**THE PROBLEM:** Your task is to copy every line of the records below that contains "mœurs".

(Data records)
########################################

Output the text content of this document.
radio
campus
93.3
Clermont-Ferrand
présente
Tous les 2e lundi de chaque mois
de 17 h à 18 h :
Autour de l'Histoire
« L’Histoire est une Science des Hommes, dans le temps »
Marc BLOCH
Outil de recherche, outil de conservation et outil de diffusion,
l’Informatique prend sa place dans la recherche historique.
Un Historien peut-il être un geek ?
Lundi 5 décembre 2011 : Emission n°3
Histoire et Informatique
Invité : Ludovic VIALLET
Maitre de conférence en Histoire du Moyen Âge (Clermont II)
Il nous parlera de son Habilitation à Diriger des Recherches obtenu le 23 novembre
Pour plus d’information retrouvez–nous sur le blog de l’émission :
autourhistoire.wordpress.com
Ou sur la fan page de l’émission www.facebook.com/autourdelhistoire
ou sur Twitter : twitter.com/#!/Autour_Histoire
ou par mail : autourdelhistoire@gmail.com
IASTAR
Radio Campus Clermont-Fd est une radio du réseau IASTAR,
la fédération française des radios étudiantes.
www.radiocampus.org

########################################

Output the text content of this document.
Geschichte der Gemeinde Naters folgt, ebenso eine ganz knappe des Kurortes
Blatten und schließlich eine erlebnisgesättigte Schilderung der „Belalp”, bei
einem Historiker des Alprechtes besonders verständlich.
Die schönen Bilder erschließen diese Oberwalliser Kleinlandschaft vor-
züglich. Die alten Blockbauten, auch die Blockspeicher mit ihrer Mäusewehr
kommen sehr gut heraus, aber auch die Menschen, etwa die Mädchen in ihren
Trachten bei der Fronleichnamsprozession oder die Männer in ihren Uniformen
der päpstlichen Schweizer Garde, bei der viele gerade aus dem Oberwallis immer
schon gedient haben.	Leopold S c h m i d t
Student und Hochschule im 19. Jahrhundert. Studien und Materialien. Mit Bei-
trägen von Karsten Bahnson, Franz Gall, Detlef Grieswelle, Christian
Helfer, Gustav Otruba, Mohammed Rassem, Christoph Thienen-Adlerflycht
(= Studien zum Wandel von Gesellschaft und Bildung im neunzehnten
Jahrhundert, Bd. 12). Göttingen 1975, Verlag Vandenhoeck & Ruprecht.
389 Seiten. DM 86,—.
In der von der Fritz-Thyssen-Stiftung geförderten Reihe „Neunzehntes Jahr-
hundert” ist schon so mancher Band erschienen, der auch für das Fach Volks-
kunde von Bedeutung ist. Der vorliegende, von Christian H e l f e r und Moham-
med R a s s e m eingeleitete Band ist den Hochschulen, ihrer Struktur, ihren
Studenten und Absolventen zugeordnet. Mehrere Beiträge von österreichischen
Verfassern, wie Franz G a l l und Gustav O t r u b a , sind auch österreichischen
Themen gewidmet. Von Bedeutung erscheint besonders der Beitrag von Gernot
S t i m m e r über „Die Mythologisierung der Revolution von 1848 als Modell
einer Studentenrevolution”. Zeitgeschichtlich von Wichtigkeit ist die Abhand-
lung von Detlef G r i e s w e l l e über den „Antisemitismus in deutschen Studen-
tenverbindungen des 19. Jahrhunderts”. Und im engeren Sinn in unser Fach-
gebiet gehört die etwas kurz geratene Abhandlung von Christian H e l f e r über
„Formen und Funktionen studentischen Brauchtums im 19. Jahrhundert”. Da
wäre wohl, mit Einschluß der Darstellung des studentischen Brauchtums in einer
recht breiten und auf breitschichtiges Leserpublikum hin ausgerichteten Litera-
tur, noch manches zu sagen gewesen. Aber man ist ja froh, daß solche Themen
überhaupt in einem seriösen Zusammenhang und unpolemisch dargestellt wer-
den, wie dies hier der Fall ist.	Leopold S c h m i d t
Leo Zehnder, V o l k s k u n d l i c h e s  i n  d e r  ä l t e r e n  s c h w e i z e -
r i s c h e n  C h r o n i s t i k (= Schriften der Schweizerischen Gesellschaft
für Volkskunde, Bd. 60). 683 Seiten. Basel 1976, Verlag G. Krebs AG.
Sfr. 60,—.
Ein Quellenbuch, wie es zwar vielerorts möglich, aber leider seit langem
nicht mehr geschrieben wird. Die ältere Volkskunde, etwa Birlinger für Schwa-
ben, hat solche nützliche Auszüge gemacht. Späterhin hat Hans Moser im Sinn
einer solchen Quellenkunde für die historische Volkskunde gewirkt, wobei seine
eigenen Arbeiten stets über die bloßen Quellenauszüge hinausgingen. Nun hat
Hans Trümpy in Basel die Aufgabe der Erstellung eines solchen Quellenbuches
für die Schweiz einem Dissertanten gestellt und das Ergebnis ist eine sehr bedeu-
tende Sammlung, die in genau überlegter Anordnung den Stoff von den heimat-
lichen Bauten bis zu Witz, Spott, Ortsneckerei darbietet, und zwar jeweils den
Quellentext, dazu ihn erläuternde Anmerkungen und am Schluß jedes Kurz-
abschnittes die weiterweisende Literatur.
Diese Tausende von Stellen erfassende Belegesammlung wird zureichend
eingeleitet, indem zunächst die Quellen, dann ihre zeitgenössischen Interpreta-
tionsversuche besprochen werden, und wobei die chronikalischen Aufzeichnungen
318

########################################

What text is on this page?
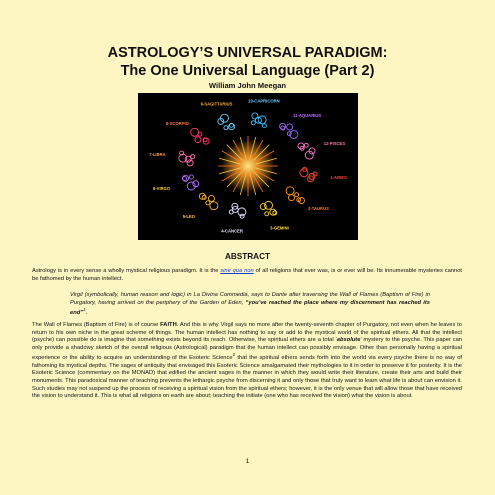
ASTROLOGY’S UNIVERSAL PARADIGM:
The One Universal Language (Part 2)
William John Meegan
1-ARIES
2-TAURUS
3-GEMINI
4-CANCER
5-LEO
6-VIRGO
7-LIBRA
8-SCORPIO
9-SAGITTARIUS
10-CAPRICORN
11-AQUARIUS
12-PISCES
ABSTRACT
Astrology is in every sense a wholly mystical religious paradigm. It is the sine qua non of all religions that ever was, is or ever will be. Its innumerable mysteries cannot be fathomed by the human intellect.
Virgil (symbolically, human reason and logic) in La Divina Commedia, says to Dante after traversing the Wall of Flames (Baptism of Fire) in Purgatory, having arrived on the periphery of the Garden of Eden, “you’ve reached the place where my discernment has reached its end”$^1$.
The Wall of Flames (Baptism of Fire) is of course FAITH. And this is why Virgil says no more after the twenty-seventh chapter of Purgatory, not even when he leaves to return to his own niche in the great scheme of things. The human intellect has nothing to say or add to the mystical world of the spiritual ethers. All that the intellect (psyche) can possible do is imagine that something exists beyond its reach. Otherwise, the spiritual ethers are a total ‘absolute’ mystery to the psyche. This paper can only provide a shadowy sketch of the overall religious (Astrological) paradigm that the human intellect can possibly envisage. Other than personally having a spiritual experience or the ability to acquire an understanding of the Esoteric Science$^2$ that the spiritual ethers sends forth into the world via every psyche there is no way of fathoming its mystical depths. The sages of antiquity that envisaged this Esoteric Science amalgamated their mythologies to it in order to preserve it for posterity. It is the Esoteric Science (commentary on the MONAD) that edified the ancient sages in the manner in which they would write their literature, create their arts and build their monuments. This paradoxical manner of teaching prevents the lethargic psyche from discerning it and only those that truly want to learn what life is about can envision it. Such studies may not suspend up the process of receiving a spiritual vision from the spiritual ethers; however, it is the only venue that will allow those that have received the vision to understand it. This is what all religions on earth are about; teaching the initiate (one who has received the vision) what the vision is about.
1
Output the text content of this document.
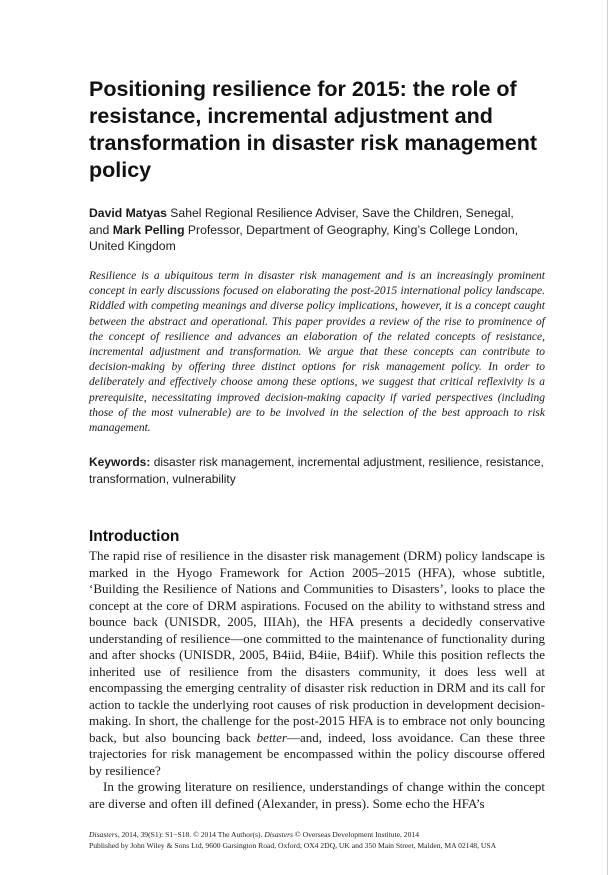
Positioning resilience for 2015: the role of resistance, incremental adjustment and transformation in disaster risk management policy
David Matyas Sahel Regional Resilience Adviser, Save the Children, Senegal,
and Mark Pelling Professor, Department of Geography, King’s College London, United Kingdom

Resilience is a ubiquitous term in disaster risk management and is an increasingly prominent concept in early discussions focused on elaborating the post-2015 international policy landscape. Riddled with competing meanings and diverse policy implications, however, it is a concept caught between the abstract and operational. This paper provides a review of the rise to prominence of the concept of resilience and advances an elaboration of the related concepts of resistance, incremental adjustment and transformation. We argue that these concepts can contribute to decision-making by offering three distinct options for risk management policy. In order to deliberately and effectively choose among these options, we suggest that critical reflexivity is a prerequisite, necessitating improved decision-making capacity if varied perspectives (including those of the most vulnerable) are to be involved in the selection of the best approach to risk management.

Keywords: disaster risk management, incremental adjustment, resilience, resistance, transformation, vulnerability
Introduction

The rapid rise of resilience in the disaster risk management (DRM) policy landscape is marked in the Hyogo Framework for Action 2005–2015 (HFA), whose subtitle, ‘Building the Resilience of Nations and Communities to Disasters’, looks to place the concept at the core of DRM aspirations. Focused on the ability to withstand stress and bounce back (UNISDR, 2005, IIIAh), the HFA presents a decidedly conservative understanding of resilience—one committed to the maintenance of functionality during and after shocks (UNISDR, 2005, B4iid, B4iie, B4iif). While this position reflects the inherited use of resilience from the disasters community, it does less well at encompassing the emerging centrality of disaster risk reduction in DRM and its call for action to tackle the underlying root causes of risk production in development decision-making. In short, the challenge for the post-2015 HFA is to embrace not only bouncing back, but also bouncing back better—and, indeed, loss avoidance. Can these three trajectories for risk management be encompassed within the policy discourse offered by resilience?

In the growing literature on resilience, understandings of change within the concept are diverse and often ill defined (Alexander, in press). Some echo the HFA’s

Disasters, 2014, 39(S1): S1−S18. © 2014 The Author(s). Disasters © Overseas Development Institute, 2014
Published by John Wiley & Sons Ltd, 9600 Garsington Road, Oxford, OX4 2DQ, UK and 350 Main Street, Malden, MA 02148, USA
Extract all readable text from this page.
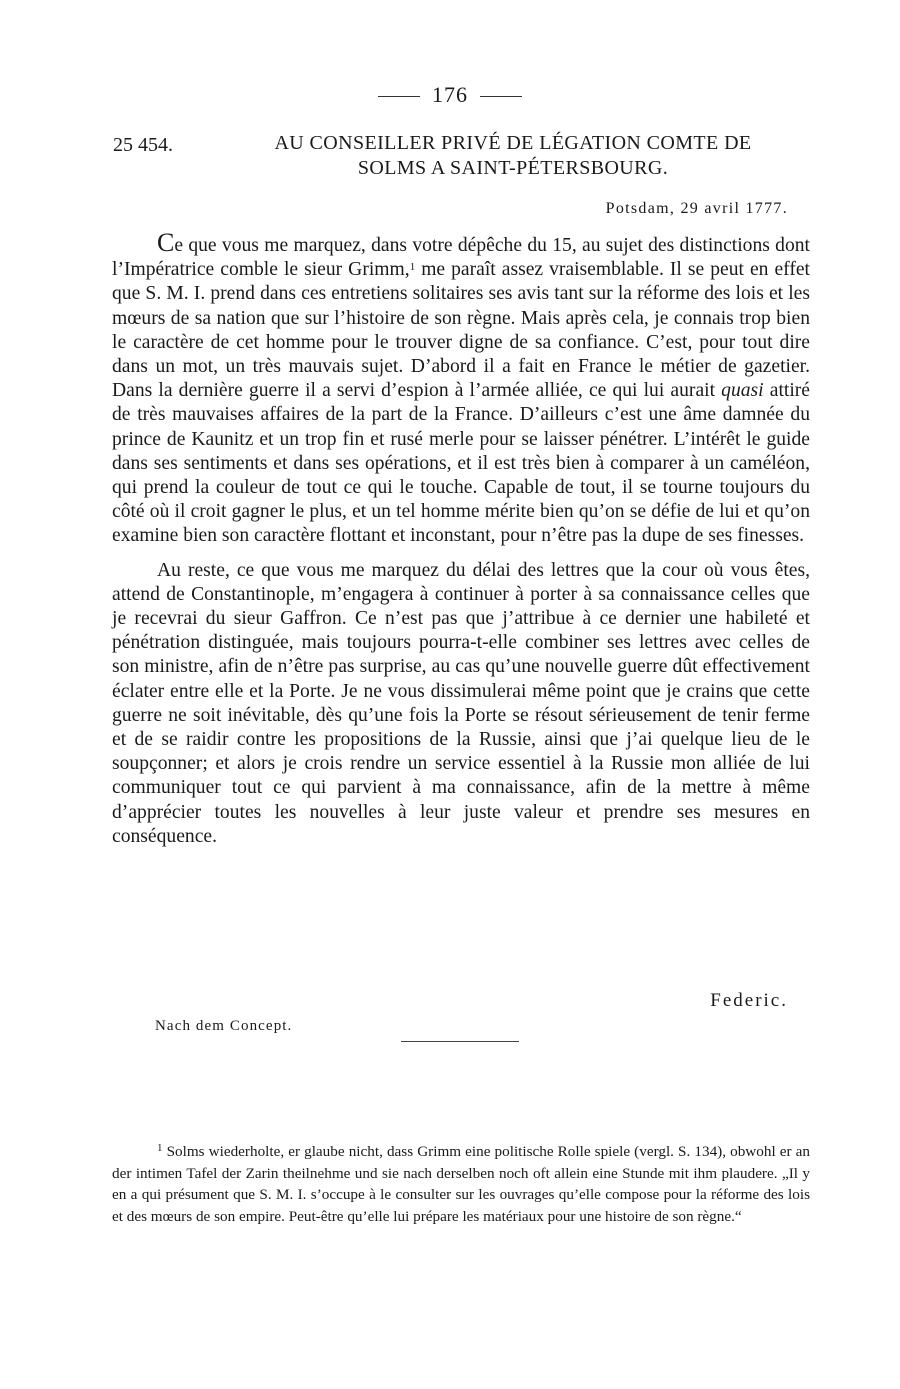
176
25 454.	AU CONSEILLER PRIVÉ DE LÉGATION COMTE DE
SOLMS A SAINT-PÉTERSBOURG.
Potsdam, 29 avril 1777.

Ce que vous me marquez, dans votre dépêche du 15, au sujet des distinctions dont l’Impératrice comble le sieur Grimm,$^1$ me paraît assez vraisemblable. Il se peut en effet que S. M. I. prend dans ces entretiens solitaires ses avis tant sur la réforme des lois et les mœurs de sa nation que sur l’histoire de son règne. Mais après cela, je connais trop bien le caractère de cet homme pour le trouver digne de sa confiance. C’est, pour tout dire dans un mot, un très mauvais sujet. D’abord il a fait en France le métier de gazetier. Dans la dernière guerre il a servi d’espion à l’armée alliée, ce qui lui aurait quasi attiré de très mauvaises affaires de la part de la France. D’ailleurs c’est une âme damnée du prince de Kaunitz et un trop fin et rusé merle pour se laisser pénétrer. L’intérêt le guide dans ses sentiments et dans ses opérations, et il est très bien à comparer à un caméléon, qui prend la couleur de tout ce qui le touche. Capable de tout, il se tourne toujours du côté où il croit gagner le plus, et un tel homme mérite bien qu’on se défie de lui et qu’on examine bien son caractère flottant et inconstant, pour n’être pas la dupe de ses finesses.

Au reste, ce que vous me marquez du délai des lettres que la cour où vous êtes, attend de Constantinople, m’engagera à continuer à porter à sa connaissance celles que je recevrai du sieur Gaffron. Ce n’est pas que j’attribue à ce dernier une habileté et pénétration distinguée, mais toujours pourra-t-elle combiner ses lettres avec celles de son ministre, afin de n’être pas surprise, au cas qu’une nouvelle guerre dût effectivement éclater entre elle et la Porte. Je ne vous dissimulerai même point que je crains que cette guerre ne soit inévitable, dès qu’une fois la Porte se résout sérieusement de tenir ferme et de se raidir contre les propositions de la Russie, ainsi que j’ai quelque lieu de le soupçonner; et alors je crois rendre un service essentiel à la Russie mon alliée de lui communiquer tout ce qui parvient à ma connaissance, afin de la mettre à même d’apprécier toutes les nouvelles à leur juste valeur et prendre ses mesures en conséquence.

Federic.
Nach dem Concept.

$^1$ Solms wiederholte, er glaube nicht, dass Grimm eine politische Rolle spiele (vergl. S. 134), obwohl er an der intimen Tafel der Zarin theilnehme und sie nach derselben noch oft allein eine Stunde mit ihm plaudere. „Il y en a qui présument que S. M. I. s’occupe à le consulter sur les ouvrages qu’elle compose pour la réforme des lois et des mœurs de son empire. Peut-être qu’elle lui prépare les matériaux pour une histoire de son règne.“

########################################

**EXERCISE OUTPUT:**
Ce que vous me marquez, dans votre dépêche du 15, au sujet des distinctions dont l’Impératrice comble le sieur Grimm,$^1$ me paraît assez vraisemblable. Il se peut en effet que S. M. I. prend dans ces entretiens solitaires ses avis tant sur la réforme des lois et les mœurs de sa nation que sur l’histoire de son règne. Mais après cela, je connais trop bien le caractère de cet homme pour le trouver digne de sa confiance. C’est, pour tout dire dans un mot, un très mauvais sujet. D’abord il a fait en France le métier de gazetier. Dans la dernière guerre il a servi d’espion à l’armée alliée, ce qui lui aurait quasi attiré de très mauvaises affaires de la part de la France. D’ailleurs c’est une âme damnée du prince de Kaunitz et un trop fin et rusé merle pour se laisser pénétrer. L’intérêt le guide dans ses sentiments et dans ses opérations, et il est très bien à comparer à un caméléon, qui prend la couleur de tout ce qui le touche. Capable de tout, il se tourne toujours du côté où il croit gagner le plus, et un tel homme mérite bien qu’on se défie de lui et qu’on examine bien son caractère flottant et inconstant, pour n’être pas la dupe de ses finesses.
$^1$ Solms wiederholte, er glaube nicht, dass Grimm eine politische Rolle spiele (vergl. S. 134), obwohl er an der intimen Tafel der Zarin theilnehme und sie nach derselben noch oft allein eine Stunde mit ihm plaudere. „Il y en a qui présument que S. M. I. s’occupe à le consulter sur les ouvrages qu’elle compose pour la réforme des lois et des mœurs de son empire. Peut-être qu’elle lui prépare les matériaux pour une histoire de son règne.“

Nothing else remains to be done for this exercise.